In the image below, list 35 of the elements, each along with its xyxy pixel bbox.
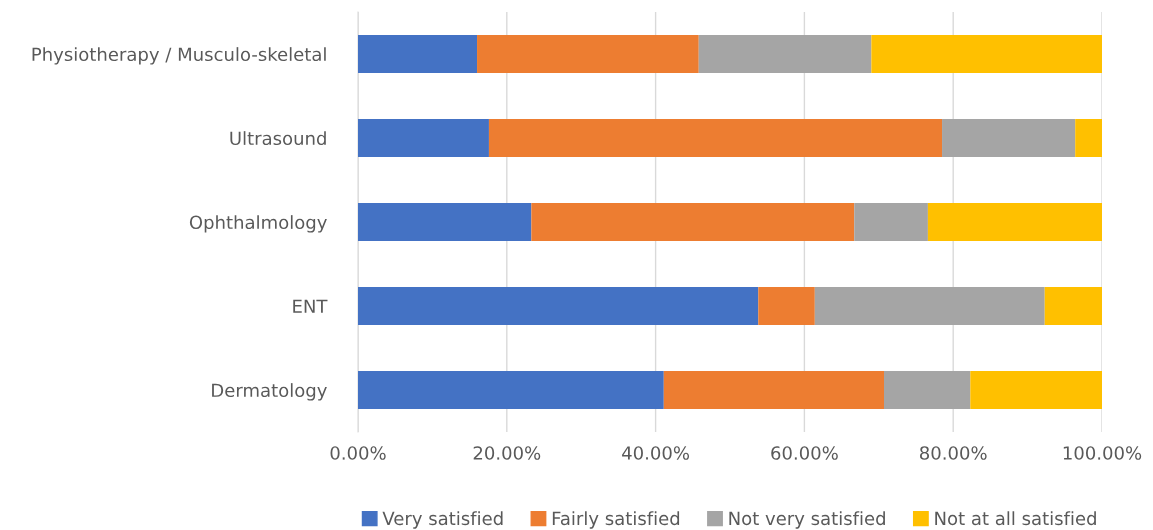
legend-label: Fairly satisfied: [552, 511, 680, 529]
bar: [358, 287, 759, 325]
x-tick-label: 60.00%: [771, 446, 838, 460]
legend-label: Very satisfied: [382, 511, 503, 529]
y-tick-label: Ultrasound: [230, 131, 326, 146]
legend-label: Not at all satisfied: [935, 511, 1096, 526]
x-tick-label: 100.00%: [1063, 446, 1142, 460]
y-tick-label: Ophthalmology: [189, 215, 327, 233]
y-tick-label: Physiotherapy / Musculo-skeletal: [32, 47, 326, 65]
bar: [970, 371, 1102, 409]
bar: [884, 371, 971, 409]
bar: [854, 203, 928, 241]
legend-label: Not very satisfied: [729, 511, 885, 529]
bar: [477, 35, 699, 73]
bar: [758, 287, 815, 325]
x-tick-label: 0.00%: [330, 446, 386, 460]
bar: [814, 287, 1045, 325]
bar: [942, 119, 1076, 157]
x-tick-label: 20.00%: [473, 446, 541, 460]
x-tick-label: 40.00%: [622, 446, 690, 460]
bar: [358, 371, 664, 409]
bar: [488, 119, 943, 157]
bar: [698, 35, 872, 73]
bar: [1075, 119, 1102, 157]
bar: [358, 35, 478, 73]
y-tick-label: ENT: [293, 299, 328, 313]
bar: [358, 203, 532, 241]
x-tick-label: 80.00%: [920, 446, 987, 460]
bar: [358, 119, 489, 157]
bar: [1044, 287, 1102, 325]
y-tick-label: Dermatology: [212, 383, 327, 401]
bar: [927, 203, 1102, 241]
bar: [663, 371, 885, 409]
bar: [871, 35, 1102, 73]
bar: [531, 203, 855, 241]
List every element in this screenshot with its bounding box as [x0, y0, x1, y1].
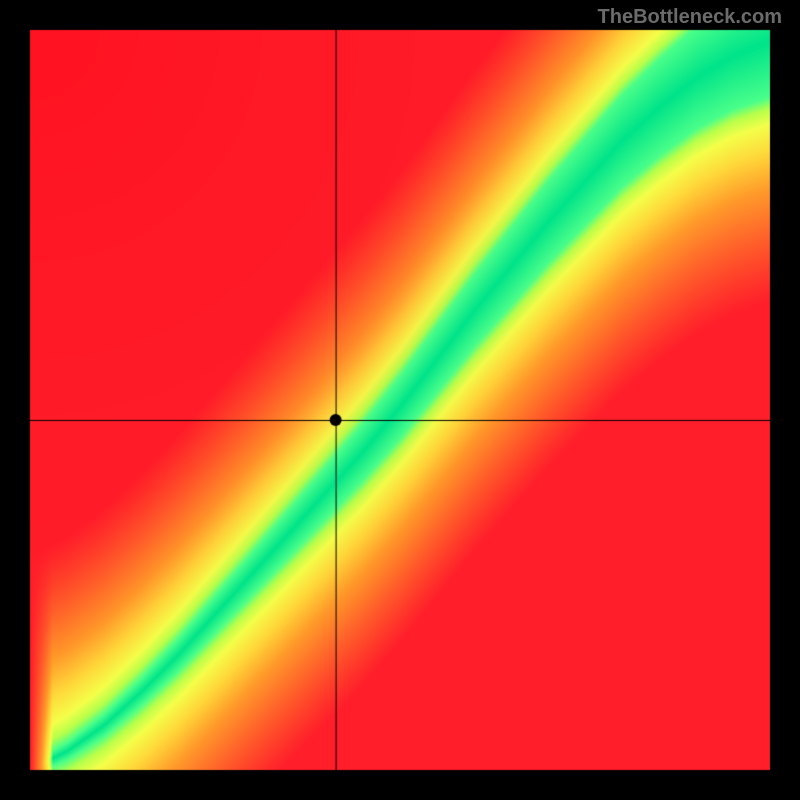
heatmap-canvas	[0, 0, 800, 800]
watermark-text: TheBottleneck.com	[598, 6, 782, 29]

___

Task prompt: Could you retype all of the rows above word for word, leaving out the pictures?

Final result:
In the image below, list 35 of the elements, each along with its xyxy pixel bbox.
legend-label: Fairly satisfied: [552, 511, 680, 529]
bar: [358, 287, 759, 325]
x-tick-label: 60.00%: [771, 446, 838, 460]
legend-label: Very satisfied: [382, 511, 503, 529]
y-tick-label: Ultrasound: [230, 131, 326, 146]
legend-label: Not at all satisfied: [935, 511, 1096, 526]
x-tick-label: 100.00%: [1063, 446, 1142, 460]
y-tick-label: Ophthalmology: [189, 215, 327, 233]
y-tick-label: Physiotherapy / Musculo-skeletal: [32, 47, 326, 65]
bar: [970, 371, 1102, 409]
bar: [884, 371, 971, 409]
bar: [854, 203, 928, 241]
legend-label: Not very satisfied: [729, 511, 885, 529]
bar: [477, 35, 699, 73]
bar: [758, 287, 815, 325]
x-tick-label: 0.00%: [330, 446, 386, 460]
bar: [814, 287, 1045, 325]
bar: [942, 119, 1076, 157]
x-tick-label: 20.00%: [473, 446, 541, 460]
x-tick-label: 40.00%: [622, 446, 690, 460]
bar: [358, 371, 664, 409]
bar: [488, 119, 943, 157]
bar: [698, 35, 872, 73]
bar: [1075, 119, 1102, 157]
bar: [358, 35, 478, 73]
y-tick-label: ENT: [293, 299, 328, 313]
bar: [358, 203, 532, 241]
x-tick-label: 80.00%: [920, 446, 987, 460]
bar: [358, 119, 489, 157]
bar: [1044, 287, 1102, 325]
y-tick-label: Dermatology: [212, 383, 327, 401]
bar: [927, 203, 1102, 241]
bar: [663, 371, 885, 409]
bar: [871, 35, 1102, 73]
bar: [531, 203, 855, 241]
List every element in this screenshot with its bounding box as [x0, y0, x1, y1].
heatmap-canvas	[0, 0, 800, 800]
watermark-text: TheBottleneck.com	[598, 6, 782, 29]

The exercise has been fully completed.